(Figure dataset records)

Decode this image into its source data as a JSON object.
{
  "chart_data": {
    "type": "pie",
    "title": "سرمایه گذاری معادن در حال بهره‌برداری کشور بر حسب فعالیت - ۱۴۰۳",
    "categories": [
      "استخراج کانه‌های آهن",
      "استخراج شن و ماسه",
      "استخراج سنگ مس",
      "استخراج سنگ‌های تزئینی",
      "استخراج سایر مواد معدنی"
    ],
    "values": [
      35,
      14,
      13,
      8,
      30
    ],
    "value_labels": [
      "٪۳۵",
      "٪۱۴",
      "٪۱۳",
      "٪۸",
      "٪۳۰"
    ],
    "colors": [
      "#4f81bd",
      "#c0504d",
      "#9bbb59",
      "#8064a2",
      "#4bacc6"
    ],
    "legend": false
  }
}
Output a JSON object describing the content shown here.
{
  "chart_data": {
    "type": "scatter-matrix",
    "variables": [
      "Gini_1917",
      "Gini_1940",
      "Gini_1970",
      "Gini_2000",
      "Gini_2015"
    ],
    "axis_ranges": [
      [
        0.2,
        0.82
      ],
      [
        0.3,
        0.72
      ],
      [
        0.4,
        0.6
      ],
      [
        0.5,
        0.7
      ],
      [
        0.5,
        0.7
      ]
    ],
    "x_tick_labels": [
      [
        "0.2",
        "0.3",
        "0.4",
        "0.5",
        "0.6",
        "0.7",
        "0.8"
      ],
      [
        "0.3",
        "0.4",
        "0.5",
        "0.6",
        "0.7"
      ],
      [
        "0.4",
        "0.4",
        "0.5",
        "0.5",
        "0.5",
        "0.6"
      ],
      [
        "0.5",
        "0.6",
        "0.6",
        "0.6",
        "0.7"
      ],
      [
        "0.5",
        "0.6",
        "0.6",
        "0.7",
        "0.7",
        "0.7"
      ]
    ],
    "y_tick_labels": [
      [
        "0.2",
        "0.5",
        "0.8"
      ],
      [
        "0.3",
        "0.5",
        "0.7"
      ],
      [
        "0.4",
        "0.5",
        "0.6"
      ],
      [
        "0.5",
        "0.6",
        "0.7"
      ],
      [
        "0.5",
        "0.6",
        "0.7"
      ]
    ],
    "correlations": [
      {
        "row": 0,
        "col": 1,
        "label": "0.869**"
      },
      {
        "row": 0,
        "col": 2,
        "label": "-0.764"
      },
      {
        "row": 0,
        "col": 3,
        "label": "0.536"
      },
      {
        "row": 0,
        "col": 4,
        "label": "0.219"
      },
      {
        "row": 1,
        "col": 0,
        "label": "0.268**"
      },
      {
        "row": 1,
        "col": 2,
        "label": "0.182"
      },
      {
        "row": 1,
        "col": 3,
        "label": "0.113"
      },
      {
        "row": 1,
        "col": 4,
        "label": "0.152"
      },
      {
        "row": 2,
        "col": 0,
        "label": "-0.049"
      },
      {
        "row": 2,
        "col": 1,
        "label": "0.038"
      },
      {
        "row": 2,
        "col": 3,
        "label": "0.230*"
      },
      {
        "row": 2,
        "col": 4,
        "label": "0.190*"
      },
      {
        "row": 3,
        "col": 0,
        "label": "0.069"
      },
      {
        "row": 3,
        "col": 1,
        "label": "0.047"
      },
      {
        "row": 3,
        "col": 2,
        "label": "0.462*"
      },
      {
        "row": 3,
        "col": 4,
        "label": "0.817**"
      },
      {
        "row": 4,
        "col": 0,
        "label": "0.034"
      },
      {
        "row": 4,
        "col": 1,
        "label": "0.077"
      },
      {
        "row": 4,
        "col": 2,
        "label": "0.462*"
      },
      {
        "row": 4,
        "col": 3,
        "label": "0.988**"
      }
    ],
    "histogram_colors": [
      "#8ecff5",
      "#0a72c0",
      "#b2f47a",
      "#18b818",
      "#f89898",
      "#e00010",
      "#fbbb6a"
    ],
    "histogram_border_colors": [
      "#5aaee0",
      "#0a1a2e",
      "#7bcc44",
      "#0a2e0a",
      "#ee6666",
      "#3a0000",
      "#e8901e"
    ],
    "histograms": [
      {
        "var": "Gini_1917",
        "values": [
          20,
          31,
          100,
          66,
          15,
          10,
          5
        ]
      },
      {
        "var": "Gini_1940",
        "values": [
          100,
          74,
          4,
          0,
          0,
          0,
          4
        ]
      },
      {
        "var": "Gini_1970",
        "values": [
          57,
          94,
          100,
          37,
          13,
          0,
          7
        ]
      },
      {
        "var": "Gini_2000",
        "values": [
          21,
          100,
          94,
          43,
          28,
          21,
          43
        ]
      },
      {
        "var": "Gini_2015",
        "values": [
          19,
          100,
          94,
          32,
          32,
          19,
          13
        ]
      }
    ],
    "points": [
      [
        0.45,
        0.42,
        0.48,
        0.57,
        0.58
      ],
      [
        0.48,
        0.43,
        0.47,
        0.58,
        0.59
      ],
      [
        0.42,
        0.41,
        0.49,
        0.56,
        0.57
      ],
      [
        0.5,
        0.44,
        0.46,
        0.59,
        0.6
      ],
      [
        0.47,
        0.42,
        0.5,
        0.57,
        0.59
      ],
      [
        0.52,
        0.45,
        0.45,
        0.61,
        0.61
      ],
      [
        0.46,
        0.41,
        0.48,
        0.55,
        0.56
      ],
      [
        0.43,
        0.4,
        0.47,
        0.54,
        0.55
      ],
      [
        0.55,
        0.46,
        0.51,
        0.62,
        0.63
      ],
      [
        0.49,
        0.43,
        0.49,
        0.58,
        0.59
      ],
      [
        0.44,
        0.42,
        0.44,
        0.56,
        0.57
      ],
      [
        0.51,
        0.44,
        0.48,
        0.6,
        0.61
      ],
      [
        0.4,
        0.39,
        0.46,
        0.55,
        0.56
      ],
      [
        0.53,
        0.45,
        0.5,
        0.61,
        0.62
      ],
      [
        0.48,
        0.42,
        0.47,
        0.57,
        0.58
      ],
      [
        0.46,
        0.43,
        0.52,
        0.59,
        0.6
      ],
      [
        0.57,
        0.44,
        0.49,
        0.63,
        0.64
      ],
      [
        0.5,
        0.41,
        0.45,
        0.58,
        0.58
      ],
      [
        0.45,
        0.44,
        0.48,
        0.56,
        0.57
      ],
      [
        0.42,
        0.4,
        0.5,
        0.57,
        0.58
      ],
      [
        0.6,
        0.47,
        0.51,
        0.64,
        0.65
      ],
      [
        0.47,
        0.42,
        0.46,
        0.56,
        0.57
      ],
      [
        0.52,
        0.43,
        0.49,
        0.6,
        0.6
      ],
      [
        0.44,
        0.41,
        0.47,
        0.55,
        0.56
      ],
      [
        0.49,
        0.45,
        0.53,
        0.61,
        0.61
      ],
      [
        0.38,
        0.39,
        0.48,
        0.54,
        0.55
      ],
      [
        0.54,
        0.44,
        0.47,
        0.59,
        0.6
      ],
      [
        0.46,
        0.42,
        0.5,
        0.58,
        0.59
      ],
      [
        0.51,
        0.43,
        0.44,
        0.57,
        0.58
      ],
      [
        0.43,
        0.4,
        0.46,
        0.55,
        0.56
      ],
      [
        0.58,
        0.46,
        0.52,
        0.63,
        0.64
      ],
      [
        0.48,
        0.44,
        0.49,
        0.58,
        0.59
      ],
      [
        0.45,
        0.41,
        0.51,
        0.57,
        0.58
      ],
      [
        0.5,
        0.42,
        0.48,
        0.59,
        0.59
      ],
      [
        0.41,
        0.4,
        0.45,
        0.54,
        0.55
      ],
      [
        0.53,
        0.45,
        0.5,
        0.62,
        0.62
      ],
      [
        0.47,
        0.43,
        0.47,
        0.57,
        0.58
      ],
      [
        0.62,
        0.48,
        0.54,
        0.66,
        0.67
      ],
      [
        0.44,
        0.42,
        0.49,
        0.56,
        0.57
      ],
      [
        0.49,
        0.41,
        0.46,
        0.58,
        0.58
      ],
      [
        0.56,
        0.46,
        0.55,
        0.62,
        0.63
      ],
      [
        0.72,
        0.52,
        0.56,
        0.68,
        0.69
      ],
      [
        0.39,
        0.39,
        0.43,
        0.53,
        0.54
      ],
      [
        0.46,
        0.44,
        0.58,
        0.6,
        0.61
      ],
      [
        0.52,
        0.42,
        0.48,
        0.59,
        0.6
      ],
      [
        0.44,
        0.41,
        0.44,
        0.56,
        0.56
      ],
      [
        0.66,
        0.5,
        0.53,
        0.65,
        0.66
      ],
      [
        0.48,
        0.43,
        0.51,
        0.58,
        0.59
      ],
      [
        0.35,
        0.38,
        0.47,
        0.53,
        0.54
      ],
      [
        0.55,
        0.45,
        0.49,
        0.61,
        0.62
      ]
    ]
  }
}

* PROBLEM: Count the lines in which the string "استخراج" appears, then report only that figure.

* RESULT OF THE EXERCISE: 5